Supplied material
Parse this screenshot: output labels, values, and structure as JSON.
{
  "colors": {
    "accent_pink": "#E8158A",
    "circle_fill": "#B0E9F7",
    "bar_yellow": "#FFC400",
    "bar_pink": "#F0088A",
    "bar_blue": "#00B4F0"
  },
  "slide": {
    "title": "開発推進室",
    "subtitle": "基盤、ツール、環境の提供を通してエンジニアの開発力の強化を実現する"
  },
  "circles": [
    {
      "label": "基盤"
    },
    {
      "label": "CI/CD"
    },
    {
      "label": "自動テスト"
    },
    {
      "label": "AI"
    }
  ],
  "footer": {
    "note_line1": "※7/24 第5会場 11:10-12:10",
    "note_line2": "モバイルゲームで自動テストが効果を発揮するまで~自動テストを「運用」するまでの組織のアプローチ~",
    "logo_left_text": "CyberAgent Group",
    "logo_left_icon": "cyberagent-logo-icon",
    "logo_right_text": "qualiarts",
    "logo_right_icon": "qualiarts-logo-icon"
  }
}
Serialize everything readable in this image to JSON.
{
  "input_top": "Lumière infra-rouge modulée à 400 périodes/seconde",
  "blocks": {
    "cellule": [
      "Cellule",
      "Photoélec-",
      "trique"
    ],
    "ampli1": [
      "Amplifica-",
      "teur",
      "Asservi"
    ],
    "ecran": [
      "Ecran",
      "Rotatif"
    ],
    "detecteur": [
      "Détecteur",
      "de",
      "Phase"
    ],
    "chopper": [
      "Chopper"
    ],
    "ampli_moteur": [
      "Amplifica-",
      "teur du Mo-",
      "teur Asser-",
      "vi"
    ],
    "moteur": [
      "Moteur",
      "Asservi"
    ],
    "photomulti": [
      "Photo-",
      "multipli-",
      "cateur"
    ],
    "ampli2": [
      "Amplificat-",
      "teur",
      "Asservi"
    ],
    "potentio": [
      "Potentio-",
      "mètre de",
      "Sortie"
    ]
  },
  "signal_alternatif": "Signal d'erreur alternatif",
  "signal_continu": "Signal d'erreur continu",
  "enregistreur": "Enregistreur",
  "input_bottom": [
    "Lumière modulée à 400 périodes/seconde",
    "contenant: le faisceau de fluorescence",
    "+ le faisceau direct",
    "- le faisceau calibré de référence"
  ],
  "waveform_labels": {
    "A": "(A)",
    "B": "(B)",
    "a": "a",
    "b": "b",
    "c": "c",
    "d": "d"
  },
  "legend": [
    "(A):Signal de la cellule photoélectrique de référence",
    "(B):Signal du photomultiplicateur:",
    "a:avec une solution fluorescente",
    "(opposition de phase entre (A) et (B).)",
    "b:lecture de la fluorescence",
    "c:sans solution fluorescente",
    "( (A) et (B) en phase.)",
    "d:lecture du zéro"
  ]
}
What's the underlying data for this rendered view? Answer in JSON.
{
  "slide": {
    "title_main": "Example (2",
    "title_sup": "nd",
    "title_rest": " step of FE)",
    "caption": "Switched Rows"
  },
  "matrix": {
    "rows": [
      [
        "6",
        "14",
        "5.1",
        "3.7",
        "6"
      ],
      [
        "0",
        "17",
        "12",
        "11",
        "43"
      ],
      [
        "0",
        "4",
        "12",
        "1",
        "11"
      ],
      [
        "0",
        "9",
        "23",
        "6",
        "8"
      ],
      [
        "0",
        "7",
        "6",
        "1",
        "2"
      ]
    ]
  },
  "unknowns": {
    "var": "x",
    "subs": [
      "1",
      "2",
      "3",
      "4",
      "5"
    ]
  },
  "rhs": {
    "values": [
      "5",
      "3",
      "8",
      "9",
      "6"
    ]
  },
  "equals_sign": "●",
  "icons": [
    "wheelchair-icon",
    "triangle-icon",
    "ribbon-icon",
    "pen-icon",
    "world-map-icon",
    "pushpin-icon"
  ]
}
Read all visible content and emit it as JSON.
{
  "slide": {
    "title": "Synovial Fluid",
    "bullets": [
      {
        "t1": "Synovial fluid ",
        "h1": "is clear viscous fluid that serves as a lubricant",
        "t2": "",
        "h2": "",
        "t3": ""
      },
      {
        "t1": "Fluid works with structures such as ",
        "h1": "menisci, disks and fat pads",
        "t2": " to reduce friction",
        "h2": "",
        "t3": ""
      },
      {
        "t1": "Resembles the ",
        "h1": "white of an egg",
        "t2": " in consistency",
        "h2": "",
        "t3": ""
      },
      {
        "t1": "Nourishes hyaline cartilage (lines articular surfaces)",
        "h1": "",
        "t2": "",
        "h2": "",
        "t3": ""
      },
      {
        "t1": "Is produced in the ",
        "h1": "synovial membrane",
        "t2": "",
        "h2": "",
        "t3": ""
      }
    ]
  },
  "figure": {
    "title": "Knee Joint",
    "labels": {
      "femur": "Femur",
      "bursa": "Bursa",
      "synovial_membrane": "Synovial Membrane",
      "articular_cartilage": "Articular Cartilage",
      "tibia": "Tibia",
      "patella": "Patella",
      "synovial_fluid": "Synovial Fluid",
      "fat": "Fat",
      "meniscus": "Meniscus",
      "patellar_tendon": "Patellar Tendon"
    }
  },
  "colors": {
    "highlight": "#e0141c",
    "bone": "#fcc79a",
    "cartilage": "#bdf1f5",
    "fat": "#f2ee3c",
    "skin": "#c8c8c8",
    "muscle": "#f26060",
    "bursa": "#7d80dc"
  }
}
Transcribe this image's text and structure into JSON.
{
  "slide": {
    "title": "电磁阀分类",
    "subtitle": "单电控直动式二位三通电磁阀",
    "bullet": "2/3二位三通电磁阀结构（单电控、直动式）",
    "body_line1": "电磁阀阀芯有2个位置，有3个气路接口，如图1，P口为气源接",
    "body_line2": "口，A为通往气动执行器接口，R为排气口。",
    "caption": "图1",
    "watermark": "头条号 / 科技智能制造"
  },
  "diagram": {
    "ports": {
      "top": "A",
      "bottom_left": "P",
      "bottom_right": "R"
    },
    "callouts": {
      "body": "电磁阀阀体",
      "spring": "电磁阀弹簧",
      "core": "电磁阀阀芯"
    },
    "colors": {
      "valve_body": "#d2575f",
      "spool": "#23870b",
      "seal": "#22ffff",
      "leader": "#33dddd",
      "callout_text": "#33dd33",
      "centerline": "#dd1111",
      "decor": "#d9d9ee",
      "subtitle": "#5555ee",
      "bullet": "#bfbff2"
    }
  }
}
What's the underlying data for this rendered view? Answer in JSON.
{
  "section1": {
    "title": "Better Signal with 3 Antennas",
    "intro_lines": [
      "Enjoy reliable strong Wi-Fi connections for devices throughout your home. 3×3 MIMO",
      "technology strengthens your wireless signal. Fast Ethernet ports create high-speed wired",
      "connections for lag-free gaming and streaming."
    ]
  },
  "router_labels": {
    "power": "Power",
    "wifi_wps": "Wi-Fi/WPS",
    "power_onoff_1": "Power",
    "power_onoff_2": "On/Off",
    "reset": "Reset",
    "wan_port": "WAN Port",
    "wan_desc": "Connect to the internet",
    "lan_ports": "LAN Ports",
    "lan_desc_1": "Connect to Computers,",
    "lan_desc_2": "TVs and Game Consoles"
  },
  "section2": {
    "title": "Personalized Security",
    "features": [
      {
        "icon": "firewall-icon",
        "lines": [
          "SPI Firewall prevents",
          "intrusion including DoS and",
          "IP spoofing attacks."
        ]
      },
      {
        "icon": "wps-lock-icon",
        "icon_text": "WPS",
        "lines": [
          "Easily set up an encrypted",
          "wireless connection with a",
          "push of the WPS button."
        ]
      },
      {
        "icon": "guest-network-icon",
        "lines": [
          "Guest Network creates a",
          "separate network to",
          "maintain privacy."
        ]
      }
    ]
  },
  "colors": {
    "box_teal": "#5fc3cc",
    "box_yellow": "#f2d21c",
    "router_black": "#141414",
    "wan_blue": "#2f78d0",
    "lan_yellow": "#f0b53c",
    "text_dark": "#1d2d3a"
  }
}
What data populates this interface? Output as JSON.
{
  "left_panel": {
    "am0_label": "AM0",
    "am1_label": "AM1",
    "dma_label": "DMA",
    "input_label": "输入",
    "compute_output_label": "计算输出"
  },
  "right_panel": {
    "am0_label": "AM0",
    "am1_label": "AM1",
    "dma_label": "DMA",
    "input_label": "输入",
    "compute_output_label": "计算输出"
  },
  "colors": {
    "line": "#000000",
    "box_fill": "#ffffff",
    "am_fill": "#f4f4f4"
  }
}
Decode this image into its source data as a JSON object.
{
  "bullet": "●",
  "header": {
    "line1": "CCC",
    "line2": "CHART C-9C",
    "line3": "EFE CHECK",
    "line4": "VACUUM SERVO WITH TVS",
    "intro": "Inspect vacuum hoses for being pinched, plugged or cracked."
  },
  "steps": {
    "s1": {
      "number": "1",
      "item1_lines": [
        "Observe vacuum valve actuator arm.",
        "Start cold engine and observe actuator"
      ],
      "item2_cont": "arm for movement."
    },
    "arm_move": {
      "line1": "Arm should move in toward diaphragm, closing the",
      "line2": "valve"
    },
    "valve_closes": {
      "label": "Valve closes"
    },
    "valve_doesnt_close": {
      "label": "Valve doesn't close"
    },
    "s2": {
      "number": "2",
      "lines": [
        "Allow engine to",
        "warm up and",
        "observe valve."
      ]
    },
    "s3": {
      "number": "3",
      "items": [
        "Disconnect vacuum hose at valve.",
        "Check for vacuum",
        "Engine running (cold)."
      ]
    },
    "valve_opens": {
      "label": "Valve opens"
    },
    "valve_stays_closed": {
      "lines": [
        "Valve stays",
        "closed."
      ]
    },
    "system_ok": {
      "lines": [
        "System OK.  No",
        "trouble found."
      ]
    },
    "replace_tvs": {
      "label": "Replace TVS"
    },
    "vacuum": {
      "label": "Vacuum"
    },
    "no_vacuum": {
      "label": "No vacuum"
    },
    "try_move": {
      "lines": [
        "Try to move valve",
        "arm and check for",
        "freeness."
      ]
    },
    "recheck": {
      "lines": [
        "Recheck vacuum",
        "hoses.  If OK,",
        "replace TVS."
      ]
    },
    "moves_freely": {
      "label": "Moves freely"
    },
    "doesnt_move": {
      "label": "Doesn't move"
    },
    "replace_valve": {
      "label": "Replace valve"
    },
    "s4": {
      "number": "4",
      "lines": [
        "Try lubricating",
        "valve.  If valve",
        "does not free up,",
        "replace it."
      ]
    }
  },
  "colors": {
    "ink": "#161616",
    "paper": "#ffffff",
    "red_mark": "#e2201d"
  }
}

Short problem
Extract, from the listing above, every line where the string "subtitle" occurs.

Solution to the problem
    "subtitle": "基盤、ツール、環境の提供を通してエンジニアの開発力の強化を実現する"
    "subtitle": "单电控直动式二位三通电磁阀",
      "subtitle": "#5555ee",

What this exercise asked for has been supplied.